Exercise objective: Where a line holds "JSON", copy it.

[Collected data]
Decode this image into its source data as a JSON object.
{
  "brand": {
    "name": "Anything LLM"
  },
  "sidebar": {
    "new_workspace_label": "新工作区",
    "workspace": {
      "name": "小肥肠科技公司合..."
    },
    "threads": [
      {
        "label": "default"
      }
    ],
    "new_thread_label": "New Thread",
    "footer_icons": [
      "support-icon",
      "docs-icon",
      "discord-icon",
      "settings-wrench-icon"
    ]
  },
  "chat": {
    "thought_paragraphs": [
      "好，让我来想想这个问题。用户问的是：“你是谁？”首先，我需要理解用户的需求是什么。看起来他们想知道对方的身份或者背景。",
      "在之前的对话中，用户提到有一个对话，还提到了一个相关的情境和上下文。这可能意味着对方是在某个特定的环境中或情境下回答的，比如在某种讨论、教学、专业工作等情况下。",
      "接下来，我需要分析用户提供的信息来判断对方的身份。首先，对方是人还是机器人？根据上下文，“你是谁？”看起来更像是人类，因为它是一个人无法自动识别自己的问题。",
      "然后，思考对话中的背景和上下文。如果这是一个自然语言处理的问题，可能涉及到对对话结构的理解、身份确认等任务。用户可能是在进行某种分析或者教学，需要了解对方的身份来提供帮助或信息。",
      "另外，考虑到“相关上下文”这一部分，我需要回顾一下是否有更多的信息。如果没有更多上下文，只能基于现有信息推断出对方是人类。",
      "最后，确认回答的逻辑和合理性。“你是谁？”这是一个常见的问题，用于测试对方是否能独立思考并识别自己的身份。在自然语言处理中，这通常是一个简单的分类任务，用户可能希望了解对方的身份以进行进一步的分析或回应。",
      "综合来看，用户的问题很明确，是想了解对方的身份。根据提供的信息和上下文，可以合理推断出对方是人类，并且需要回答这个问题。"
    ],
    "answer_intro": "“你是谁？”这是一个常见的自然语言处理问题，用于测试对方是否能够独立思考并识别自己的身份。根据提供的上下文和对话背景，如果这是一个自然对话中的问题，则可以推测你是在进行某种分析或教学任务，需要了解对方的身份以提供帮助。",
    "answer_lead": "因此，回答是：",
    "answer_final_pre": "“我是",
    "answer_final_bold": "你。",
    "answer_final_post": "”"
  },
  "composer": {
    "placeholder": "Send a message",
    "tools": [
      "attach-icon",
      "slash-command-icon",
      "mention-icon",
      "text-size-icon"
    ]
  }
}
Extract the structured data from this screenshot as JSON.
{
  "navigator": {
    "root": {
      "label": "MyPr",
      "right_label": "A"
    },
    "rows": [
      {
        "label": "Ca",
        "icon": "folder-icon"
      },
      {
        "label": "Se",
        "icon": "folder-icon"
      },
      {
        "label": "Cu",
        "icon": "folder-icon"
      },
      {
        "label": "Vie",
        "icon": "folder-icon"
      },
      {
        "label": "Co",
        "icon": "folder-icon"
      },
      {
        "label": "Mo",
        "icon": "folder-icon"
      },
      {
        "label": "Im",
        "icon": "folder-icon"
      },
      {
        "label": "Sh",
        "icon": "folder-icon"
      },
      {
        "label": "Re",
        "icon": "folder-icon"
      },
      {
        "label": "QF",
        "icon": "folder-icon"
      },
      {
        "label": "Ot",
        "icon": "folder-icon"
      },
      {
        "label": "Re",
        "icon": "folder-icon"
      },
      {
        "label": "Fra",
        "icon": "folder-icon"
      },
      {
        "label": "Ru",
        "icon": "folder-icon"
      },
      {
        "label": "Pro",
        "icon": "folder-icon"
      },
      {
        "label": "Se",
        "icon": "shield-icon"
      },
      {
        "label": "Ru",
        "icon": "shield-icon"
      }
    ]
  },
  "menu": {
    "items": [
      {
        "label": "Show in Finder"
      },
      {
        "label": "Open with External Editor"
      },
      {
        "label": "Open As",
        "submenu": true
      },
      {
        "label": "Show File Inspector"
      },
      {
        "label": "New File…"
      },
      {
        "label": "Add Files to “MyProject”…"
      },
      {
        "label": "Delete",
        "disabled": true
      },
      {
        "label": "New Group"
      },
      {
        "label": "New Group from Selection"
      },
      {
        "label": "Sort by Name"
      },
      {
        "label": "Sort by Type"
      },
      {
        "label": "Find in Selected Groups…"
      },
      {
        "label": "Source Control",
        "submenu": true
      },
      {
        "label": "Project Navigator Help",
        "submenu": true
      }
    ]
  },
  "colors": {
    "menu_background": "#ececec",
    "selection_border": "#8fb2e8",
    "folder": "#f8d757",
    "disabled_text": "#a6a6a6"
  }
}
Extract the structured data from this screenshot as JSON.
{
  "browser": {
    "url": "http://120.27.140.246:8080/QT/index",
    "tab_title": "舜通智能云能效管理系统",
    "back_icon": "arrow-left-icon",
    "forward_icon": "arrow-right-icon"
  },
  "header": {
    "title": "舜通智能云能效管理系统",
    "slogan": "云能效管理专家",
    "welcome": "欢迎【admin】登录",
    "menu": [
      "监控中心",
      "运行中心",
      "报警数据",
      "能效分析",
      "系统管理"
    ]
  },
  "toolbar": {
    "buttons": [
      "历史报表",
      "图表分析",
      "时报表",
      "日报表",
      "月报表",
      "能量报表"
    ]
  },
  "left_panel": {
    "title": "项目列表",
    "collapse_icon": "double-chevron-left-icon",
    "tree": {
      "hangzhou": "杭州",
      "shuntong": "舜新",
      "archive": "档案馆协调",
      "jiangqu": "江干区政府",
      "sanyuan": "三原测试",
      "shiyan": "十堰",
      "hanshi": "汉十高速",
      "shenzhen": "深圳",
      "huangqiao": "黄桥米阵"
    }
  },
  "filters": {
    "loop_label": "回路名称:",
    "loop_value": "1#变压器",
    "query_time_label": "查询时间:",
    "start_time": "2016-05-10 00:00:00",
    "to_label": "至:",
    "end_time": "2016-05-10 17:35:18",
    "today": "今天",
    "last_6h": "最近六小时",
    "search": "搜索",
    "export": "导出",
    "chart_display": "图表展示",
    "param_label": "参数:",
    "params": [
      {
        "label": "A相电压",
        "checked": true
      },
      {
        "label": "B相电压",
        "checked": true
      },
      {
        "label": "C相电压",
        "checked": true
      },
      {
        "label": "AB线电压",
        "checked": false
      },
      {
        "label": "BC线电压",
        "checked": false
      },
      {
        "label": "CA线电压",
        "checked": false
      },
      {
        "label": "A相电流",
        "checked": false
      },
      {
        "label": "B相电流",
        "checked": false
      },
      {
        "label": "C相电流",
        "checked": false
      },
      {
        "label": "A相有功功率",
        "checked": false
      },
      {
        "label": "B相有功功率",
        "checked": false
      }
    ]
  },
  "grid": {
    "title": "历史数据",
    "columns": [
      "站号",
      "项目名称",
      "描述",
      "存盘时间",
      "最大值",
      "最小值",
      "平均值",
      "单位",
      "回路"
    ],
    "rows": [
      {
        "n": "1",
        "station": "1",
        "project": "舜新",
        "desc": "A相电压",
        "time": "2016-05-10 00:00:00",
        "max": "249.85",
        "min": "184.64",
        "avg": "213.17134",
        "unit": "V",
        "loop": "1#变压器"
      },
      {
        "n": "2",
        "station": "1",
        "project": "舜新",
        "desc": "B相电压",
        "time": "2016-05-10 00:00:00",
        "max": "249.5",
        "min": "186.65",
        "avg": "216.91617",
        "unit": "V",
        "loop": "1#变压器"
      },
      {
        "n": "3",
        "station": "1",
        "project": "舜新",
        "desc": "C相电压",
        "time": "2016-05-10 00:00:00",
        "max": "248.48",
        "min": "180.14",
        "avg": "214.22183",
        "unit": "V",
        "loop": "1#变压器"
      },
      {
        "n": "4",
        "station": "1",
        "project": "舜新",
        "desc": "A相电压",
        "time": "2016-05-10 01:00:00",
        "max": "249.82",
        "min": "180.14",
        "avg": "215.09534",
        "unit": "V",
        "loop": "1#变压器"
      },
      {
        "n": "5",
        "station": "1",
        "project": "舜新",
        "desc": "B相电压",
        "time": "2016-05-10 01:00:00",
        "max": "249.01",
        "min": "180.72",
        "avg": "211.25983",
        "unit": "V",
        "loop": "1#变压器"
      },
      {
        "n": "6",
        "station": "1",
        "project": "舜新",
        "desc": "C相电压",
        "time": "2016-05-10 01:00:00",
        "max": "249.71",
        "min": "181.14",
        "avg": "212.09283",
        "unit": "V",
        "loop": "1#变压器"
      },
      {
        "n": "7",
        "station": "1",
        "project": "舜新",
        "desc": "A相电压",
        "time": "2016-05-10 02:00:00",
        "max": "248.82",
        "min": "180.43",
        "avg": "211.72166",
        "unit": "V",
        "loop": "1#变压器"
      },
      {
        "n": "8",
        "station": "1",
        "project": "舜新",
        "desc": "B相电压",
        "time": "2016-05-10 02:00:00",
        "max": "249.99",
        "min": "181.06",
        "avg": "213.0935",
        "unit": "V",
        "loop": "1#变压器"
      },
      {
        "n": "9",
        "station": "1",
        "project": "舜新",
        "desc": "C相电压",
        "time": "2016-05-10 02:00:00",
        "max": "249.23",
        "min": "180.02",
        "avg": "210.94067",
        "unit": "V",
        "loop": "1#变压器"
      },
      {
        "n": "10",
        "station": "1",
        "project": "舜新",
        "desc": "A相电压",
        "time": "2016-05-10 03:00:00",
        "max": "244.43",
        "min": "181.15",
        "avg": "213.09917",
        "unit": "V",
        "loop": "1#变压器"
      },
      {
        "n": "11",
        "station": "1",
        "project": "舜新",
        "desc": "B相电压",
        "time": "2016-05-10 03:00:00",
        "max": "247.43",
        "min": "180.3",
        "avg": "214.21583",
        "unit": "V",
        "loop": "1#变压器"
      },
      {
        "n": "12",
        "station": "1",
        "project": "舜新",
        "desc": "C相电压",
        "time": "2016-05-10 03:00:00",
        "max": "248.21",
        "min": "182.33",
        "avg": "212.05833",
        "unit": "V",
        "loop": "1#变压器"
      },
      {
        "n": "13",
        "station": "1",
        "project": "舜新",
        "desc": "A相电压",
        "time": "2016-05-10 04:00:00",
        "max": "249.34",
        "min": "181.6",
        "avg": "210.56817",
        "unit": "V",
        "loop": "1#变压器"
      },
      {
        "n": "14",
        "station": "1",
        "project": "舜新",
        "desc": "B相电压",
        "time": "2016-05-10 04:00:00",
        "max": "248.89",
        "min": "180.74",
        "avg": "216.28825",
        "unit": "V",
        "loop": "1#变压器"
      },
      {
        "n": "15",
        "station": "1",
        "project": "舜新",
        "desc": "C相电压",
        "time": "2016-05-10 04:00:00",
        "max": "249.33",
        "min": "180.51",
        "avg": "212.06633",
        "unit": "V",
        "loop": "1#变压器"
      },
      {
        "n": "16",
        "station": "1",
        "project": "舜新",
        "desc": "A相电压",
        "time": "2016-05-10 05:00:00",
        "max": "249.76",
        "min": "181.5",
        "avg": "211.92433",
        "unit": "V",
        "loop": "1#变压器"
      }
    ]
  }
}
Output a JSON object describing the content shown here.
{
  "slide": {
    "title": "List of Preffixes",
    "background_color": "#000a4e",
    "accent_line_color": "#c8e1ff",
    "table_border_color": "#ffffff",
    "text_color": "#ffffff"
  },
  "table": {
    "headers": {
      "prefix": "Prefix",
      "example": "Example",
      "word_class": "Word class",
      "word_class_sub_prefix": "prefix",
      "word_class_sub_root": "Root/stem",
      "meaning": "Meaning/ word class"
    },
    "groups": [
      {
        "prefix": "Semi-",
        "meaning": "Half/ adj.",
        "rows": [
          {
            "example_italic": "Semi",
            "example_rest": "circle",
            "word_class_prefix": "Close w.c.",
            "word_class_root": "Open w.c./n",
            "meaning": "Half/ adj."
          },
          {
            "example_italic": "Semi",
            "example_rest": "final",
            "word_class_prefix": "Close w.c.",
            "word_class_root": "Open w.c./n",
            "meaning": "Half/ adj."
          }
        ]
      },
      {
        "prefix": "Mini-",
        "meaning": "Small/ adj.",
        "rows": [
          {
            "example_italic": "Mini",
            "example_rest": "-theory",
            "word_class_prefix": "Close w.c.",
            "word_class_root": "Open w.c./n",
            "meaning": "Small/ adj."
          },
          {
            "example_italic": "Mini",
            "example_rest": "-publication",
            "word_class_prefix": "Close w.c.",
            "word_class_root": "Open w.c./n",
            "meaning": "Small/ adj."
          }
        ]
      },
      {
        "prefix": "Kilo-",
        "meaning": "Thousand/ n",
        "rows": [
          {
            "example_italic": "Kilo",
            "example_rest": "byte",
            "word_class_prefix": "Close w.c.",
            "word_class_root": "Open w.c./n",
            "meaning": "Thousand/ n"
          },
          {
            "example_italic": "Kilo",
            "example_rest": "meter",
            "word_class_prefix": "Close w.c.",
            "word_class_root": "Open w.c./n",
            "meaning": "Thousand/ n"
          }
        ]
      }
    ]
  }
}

Result below:
Decode this image into its source data as a JSON object.
Extract the structured data from this screenshot as JSON.
Extract the structured data from this screenshot as JSON.
Output a JSON object describing the content shown here.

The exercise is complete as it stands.